Go through the entries and transcribe each one exactly, dropping the pictures.

● The input:
━━━━━━━━━━━━━━━━━━━━━━━━━━━━━━

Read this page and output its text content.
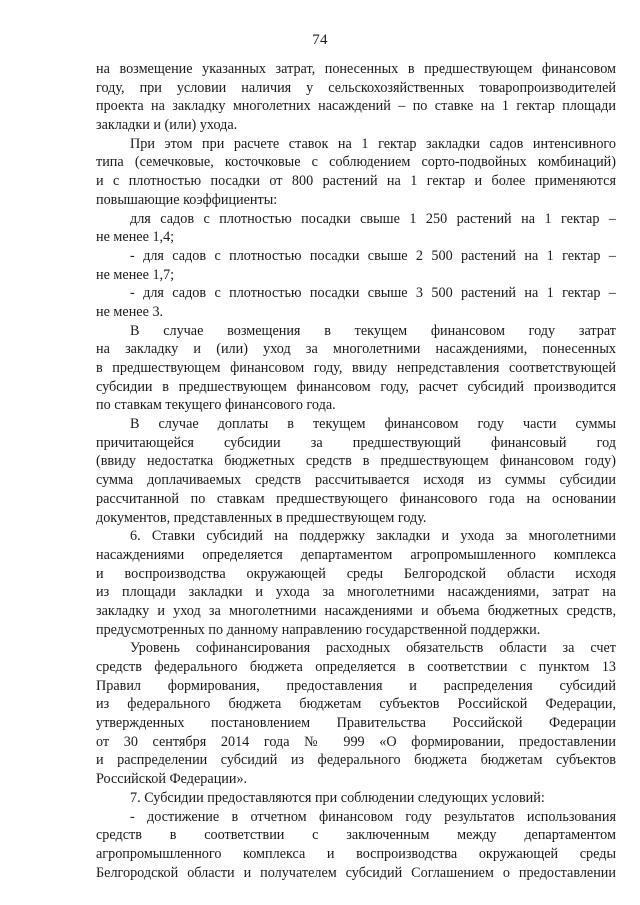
74
на возмещение указанных затрат, понесенных в предшествующем финансовом
году, при условии наличия у сельскохозяйственных товаропроизводителей
проекта на закладку многолетних насаждений – по ставке на 1 гектар площади
закладки и (или) ухода.
При этом при расчете ставок на 1 гектар закладки садов интенсивного
типа (семечковые, косточковые с соблюдением сорто-подвойных комбинаций)
и с плотностью посадки от 800 растений на 1 гектар и более применяются
повышающие коэффициенты:
для садов с плотностью посадки свыше 1 250 растений на 1 гектар –
не менее 1,4;
- для садов с плотностью посадки свыше 2 500 растений на 1 гектар –
не менее 1,7;
- для садов с плотностью посадки свыше 3 500 растений на 1 гектар –
не менее 3.
В случае возмещения в текущем финансовом году затрат
на закладку и (или) уход за многолетними насаждениями, понесенных
в предшествующем финансовом году, ввиду непредставления соответствующей
субсидии в предшествующем финансовом году, расчет субсидий производится
по ставкам текущего финансового года.
В случае доплаты в текущем финансовом году части суммы
причитающейся субсидии за предшествующий финансовый год
(ввиду недостатка бюджетных средств в предшествующем финансовом году)
сумма доплачиваемых средств рассчитывается исходя из суммы субсидии
рассчитанной по ставкам предшествующего финансового года на основании
документов, представленных в предшествующем году.
6. Ставки субсидий на поддержку закладки и ухода за многолетними
насаждениями определяется департаментом агропромышленного комплекса
и воспроизводства окружающей среды Белгородской области исходя
из площади закладки и ухода за многолетними насаждениями, затрат на
закладку и уход за многолетними насаждениями и объема бюджетных средств,
предусмотренных по данному направлению государственной поддержки.
Уровень софинансирования расходных обязательств области за счет
средств федерального бюджета определяется в соответствии с пунктом 13
Правил формирования, предоставления и распределения субсидий
из федерального бюджета бюджетам субъектов Российской Федерации,
утвержденных постановлением Правительства Российской Федерации
от 30 сентября 2014 года № 999 «О формировании, предоставлении
и распределении субсидий из федерального бюджета бюджетам субъектов
Российской Федерации».
7. Субсидии предоставляются при соблюдении следующих условий:
- достижение в отчетном финансовом году результатов использования
средств в соответствии с заключенным между департаментом
агропромышленного комплекса и воспроизводства окружающей среды
Белгородской области и получателем субсидий Соглашением о предоставлении
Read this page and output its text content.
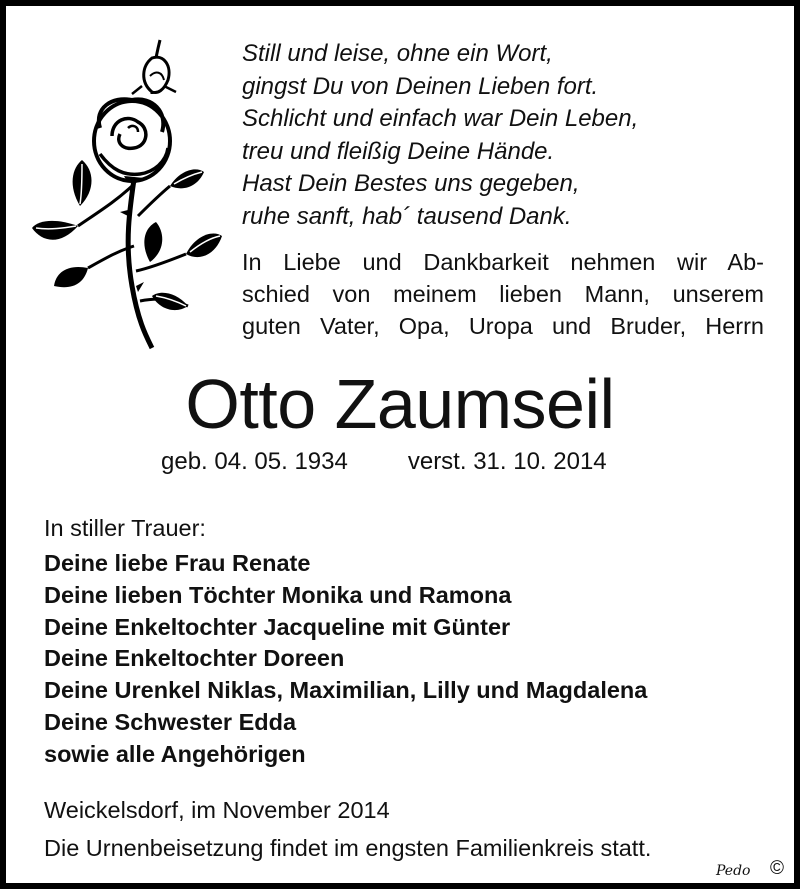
Still und leise, ohne ein Wort,
gingst Du von Deinen Lieben fort.
Schlicht und einfach war Dein Leben,
treu und fleißig Deine Hände.
Hast Dein Bestes uns gegeben,
ruhe sanft, hab´ tausend Dank.
In Liebe und Dankbarkeit nehmen wir Ab-
schied von meinem lieben Mann, unserem
guten Vater, Opa, Uropa und Bruder, Herrn
Otto Zaumseil
geb. 04. 05. 1934	verst. 31. 10. 2014
In stiller Trauer:
Deine liebe Frau Renate
Deine lieben Töchter Monika und Ramona
Deine Enkeltochter Jacqueline mit Günter
Deine Enkeltochter Doreen
Deine Urenkel Niklas, Maximilian, Lilly und Magdalena
Deine Schwester Edda
sowie alle Angehörigen
Weickelsdorf, im November 2014
Die Urnenbeisetzung findet im engsten Familienkreis statt.
Pedo ©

━━━━━━━━━━━━━━━━━━━━━━━━━━━━━━

● Completed exercise:
Read this page and output its text content.
74
на возмещение указанных затрат, понесенных в предшествующем финансовом
году, при условии наличия у сельскохозяйственных товаропроизводителей
проекта на закладку многолетних насаждений – по ставке на 1 гектар площади
закладки и (или) ухода.
При этом при расчете ставок на 1 гектар закладки садов интенсивного
типа (семечковые, косточковые с соблюдением сорто-подвойных комбинаций)
и с плотностью посадки от 800 растений на 1 гектар и более применяются
повышающие коэффициенты:
для садов с плотностью посадки свыше 1 250 растений на 1 гектар –
не менее 1,4;
- для садов с плотностью посадки свыше 2 500 растений на 1 гектар –
не менее 1,7;
- для садов с плотностью посадки свыше 3 500 растений на 1 гектар –
не менее 3.
В случае возмещения в текущем финансовом году затрат
на закладку и (или) уход за многолетними насаждениями, понесенных
в предшествующем финансовом году, ввиду непредставления соответствующей
субсидии в предшествующем финансовом году, расчет субсидий производится
по ставкам текущего финансового года.
В случае доплаты в текущем финансовом году части суммы
причитающейся субсидии за предшествующий финансовый год
(ввиду недостатка бюджетных средств в предшествующем финансовом году)
сумма доплачиваемых средств рассчитывается исходя из суммы субсидии
рассчитанной по ставкам предшествующего финансового года на основании
документов, представленных в предшествующем году.
6. Ставки субсидий на поддержку закладки и ухода за многолетними
насаждениями определяется департаментом агропромышленного комплекса
и воспроизводства окружающей среды Белгородской области исходя
из площади закладки и ухода за многолетними насаждениями, затрат на
закладку и уход за многолетними насаждениями и объема бюджетных средств,
предусмотренных по данному направлению государственной поддержки.
Уровень софинансирования расходных обязательств области за счет
средств федерального бюджета определяется в соответствии с пунктом 13
Правил формирования, предоставления и распределения субсидий
из федерального бюджета бюджетам субъектов Российской Федерации,
утвержденных постановлением Правительства Российской Федерации
от 30 сентября 2014 года № 999 «О формировании, предоставлении
и распределении субсидий из федерального бюджета бюджетам субъектов
Российской Федерации».
7. Субсидии предоставляются при соблюдении следующих условий:
- достижение в отчетном финансовом году результатов использования
средств в соответствии с заключенным между департаментом
агропромышленного комплекса и воспроизводства окружающей среды
Белгородской области и получателем субсидий Соглашением о предоставлении
Read this page and output its text content.
Still und leise, ohne ein Wort,
gingst Du von Deinen Lieben fort.
Schlicht und einfach war Dein Leben,
treu und fleißig Deine Hände.
Hast Dein Bestes uns gegeben,
ruhe sanft, hab´ tausend Dank.
In Liebe und Dankbarkeit nehmen wir Ab-
schied von meinem lieben Mann, unserem
guten Vater, Opa, Uropa und Bruder, Herrn
Otto Zaumseil
geb. 04. 05. 1934	verst. 31. 10. 2014
In stiller Trauer:
Deine liebe Frau Renate
Deine lieben Töchter Monika und Ramona
Deine Enkeltochter Jacqueline mit Günter
Deine Enkeltochter Doreen
Deine Urenkel Niklas, Maximilian, Lilly und Magdalena
Deine Schwester Edda
sowie alle Angehörigen
Weickelsdorf, im November 2014
Die Urnenbeisetzung findet im engsten Familienkreis statt.
Pedo ©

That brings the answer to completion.